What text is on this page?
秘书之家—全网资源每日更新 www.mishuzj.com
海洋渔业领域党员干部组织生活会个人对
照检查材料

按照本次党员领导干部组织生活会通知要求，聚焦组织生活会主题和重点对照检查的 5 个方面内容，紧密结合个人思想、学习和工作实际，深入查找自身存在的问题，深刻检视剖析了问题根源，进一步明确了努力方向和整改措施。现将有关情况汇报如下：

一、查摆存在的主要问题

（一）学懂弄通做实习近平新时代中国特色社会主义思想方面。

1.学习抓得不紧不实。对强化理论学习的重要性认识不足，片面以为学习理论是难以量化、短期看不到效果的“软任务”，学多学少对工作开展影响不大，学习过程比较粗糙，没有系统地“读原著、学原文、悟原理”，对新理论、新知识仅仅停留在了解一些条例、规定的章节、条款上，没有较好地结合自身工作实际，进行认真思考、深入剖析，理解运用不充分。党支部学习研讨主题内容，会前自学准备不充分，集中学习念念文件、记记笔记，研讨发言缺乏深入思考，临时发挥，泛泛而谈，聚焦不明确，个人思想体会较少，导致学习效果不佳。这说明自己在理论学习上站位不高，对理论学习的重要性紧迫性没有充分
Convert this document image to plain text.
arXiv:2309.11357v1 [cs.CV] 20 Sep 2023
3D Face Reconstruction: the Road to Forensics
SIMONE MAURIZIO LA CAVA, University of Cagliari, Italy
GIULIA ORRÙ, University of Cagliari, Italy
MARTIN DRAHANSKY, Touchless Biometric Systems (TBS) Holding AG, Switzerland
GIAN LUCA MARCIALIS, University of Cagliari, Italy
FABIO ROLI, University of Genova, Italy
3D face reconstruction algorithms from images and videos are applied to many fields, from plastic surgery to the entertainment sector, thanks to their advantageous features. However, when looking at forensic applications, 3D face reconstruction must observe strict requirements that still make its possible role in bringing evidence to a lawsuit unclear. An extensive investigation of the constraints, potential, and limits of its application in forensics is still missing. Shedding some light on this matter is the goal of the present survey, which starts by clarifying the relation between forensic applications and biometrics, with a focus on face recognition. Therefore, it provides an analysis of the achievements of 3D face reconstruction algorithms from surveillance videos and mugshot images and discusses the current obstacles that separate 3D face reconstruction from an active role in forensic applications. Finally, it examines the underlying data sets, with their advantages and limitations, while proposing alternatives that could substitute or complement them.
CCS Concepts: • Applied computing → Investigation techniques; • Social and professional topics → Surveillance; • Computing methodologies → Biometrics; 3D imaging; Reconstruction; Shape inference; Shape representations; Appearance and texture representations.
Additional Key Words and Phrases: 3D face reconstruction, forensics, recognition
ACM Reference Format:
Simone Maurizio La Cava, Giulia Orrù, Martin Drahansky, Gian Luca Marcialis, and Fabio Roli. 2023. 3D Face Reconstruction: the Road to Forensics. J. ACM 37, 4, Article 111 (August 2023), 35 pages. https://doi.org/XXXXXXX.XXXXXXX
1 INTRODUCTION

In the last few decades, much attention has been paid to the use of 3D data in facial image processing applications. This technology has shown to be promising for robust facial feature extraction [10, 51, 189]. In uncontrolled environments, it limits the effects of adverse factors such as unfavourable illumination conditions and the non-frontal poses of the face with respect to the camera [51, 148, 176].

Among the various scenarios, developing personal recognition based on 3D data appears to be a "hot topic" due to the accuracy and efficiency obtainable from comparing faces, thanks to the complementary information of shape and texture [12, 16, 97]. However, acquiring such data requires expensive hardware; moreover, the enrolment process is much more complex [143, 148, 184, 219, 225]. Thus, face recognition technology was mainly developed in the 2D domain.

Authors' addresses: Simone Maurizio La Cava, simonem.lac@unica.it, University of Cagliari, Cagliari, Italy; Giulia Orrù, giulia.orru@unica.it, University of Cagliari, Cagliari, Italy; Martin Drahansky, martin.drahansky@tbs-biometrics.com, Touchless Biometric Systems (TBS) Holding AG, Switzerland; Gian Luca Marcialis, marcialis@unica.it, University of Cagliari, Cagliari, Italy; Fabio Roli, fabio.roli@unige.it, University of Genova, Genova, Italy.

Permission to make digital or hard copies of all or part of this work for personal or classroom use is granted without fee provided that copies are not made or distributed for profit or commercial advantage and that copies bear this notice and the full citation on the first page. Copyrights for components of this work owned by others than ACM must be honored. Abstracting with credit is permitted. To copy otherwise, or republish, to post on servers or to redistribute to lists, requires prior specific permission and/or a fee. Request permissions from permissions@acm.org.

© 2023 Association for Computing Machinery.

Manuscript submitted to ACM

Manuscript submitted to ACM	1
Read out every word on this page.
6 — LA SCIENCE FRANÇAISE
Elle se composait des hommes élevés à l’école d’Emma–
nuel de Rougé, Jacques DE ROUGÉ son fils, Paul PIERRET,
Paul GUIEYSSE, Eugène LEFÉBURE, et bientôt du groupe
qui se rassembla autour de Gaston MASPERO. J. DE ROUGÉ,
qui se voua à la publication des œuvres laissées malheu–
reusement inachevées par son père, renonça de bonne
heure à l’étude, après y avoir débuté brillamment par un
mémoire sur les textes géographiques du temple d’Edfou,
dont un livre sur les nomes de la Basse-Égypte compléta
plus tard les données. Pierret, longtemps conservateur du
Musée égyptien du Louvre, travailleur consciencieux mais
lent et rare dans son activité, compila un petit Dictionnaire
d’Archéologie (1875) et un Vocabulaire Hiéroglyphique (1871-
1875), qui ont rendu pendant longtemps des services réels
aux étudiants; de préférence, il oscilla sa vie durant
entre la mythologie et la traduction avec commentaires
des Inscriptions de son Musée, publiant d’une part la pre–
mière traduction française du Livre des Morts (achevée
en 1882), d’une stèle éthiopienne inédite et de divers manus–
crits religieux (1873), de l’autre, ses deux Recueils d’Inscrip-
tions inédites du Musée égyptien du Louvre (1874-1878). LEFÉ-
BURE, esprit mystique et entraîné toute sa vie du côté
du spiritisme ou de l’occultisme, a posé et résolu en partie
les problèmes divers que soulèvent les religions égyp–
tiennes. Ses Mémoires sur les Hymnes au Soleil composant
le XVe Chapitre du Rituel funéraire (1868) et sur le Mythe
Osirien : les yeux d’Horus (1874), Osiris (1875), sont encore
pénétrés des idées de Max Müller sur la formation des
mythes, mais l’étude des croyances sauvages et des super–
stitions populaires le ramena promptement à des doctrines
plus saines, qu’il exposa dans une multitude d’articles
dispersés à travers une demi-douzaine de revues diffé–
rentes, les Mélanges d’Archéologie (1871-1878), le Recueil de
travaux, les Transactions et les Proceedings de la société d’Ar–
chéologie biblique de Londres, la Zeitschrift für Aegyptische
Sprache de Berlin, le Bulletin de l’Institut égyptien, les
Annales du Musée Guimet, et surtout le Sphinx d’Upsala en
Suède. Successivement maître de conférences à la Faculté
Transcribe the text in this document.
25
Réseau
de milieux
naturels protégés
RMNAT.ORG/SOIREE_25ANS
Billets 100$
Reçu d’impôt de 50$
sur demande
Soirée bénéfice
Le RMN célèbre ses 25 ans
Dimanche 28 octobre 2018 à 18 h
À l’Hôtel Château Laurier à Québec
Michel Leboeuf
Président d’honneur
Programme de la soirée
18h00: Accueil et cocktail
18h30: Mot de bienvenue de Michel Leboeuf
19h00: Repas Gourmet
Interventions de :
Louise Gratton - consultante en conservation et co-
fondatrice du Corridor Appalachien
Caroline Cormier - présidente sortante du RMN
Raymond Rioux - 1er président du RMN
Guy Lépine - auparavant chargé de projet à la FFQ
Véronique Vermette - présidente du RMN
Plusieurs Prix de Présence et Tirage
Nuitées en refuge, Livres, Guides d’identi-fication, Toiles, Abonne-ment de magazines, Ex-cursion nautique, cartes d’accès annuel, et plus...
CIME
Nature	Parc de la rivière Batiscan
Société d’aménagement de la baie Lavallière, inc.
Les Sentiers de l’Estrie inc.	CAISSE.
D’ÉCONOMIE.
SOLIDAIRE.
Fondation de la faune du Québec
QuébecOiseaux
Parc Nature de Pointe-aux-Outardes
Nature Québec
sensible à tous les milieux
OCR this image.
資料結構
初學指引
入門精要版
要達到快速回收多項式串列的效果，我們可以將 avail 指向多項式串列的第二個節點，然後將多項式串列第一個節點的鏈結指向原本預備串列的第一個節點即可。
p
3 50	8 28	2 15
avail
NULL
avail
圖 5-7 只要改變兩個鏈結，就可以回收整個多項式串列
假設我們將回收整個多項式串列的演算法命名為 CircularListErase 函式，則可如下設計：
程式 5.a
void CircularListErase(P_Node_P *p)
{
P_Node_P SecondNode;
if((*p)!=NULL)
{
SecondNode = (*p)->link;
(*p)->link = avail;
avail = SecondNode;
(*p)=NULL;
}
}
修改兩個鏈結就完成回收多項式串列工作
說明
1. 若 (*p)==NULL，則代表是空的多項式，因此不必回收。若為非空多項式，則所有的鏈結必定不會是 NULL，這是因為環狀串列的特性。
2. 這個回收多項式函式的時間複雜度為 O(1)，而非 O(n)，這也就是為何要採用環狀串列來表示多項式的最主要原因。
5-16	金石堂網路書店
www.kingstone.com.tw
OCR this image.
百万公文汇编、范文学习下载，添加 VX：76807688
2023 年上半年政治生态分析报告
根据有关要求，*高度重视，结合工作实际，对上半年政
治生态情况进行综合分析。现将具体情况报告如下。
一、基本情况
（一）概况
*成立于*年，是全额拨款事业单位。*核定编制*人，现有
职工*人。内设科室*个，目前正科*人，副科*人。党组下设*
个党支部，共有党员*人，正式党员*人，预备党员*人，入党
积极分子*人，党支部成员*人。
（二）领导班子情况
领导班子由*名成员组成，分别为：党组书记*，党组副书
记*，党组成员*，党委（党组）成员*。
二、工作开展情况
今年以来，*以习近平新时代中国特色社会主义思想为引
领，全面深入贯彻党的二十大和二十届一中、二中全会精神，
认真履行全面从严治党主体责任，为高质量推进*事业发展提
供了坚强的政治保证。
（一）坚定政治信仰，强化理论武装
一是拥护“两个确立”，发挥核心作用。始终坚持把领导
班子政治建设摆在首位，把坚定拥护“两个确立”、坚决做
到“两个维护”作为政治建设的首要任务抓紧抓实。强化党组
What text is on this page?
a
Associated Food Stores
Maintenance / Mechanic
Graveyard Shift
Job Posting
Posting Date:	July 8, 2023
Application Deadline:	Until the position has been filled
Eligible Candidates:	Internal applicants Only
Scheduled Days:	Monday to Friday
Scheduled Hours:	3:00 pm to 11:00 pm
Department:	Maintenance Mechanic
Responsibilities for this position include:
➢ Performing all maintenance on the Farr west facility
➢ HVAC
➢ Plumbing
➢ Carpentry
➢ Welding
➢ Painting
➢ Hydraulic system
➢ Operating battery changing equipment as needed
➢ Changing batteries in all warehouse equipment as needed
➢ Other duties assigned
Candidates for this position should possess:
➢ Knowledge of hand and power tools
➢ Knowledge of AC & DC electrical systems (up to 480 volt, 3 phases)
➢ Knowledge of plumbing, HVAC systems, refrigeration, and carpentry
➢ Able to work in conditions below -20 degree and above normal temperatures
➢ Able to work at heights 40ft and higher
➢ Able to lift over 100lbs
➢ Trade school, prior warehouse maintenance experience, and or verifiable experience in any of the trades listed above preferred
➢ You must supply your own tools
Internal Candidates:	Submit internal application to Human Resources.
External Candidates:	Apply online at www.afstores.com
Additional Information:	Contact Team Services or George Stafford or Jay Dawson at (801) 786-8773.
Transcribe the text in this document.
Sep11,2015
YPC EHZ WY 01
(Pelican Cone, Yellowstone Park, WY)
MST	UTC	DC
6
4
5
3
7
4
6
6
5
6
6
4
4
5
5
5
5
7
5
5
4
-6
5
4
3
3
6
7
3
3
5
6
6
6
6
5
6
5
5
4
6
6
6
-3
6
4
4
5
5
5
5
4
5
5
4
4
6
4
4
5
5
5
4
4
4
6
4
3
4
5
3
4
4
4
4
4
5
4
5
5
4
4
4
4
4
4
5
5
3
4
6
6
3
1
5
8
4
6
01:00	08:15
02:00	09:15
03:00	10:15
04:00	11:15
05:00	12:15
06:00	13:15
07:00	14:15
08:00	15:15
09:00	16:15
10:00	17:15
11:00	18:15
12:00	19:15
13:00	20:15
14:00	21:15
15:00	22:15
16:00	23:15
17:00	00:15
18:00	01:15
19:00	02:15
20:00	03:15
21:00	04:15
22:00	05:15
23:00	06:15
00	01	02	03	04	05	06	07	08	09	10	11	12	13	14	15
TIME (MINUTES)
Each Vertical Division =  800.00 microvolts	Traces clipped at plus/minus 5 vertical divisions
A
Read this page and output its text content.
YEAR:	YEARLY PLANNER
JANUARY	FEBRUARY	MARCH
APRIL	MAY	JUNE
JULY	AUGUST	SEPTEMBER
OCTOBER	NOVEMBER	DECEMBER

━━━━━━━━━━

### Directive:
Within the listing above, copy each line that has the string "Mechanic".

### Solution to this problem:
Maintenance / Mechanic
Department:	Maintenance Mechanic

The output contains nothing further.